• _Source material_:
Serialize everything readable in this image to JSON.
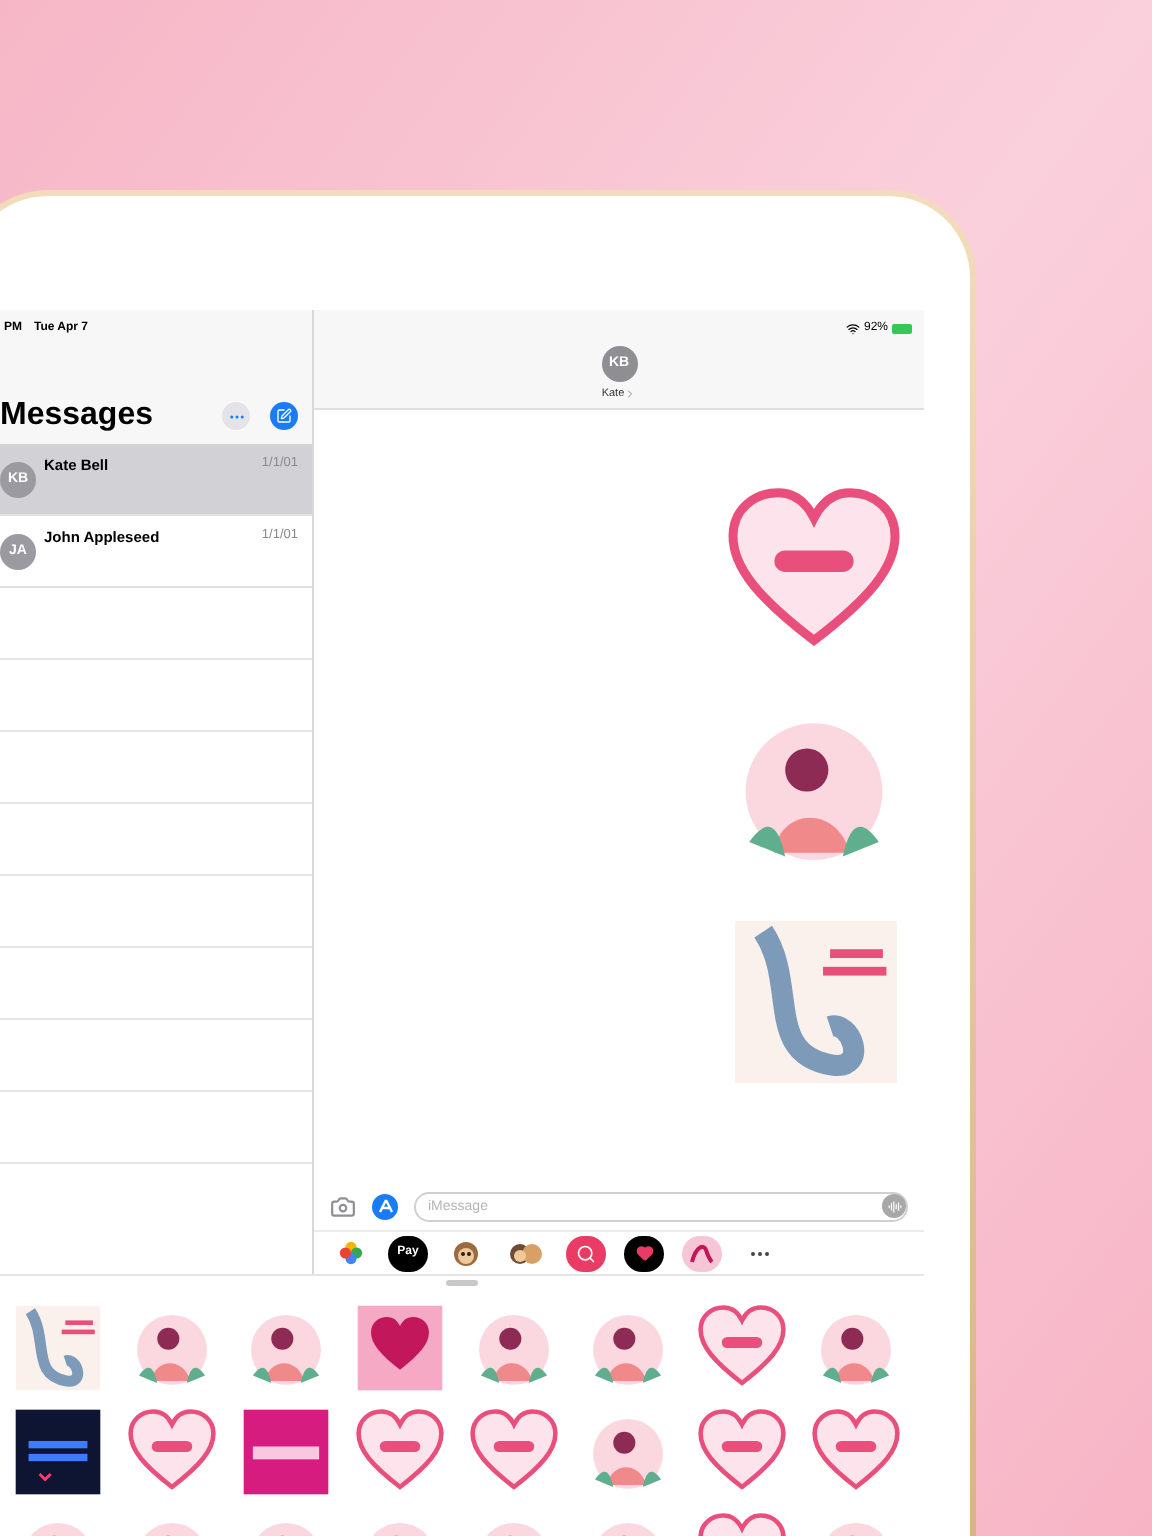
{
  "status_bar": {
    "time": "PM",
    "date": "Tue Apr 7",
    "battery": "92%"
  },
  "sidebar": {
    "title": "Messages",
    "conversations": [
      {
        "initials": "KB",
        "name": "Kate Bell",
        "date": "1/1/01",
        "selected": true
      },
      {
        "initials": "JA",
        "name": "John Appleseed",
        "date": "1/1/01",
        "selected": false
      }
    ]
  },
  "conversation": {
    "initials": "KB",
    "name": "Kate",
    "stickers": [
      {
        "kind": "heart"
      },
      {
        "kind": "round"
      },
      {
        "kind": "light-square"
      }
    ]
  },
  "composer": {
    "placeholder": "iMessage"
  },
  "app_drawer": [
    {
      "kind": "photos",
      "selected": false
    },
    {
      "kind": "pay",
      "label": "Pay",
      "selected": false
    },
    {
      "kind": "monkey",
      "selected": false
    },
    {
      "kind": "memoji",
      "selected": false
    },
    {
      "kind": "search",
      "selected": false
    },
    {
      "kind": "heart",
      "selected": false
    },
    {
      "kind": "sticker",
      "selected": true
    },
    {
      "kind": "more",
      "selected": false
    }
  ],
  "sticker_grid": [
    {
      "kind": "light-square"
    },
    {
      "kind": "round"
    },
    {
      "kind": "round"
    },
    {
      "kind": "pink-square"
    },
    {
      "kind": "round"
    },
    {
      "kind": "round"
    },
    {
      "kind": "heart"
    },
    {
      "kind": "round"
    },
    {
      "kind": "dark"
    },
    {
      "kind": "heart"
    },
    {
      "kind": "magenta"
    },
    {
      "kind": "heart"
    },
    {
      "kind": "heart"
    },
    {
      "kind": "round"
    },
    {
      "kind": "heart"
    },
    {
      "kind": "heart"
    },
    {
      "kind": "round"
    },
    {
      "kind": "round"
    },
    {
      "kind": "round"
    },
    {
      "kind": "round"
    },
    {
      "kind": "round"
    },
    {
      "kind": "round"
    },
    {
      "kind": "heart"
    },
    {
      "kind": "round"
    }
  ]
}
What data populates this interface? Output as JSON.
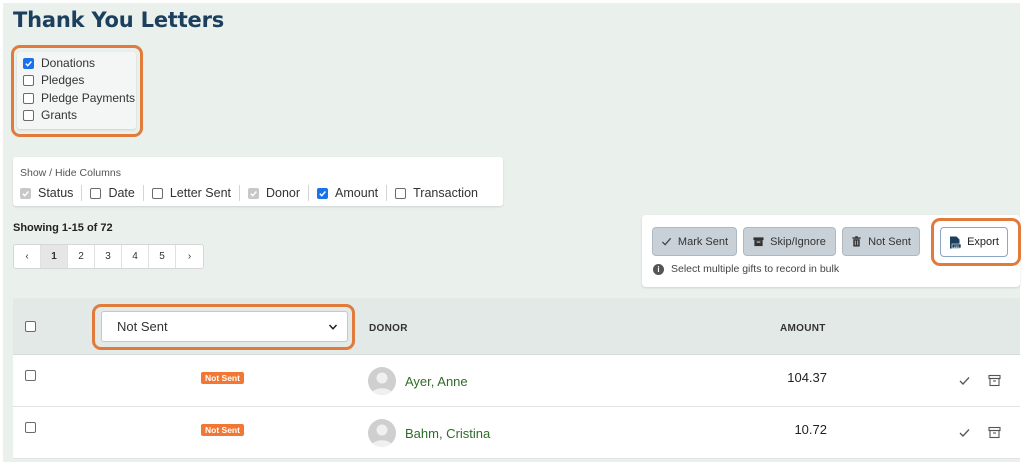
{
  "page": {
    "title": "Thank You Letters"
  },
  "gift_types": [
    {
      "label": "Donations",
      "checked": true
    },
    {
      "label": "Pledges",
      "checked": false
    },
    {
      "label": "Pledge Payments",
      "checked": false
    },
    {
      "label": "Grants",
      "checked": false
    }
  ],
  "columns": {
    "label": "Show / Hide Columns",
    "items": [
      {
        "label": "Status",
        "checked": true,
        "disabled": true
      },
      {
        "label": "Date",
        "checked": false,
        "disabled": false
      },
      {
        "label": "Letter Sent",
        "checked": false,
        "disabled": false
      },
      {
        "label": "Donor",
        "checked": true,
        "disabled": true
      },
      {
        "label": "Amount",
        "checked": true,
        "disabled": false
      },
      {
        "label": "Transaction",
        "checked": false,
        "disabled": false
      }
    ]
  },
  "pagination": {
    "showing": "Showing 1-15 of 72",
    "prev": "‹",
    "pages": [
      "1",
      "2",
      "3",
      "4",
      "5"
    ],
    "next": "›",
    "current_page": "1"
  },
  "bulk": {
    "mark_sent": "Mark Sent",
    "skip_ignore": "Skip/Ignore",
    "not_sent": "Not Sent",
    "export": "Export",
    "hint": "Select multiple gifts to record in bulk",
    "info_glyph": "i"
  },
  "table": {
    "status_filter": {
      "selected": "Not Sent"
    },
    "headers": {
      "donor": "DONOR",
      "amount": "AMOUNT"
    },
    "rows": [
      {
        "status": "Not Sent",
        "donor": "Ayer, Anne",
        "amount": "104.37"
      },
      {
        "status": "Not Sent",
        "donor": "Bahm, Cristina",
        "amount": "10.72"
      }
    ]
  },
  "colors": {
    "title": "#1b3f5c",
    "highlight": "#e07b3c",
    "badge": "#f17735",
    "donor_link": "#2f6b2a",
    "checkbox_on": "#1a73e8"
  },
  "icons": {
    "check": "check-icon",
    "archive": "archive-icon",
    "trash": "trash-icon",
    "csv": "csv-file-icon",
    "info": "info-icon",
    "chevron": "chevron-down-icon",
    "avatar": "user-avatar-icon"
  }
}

• _The request_: Pull every line containing the word "JSON" out of the material.

• _Exercise output_:
Serialize everything readable in this image to JSON.
What data populates this interface? Output as JSON.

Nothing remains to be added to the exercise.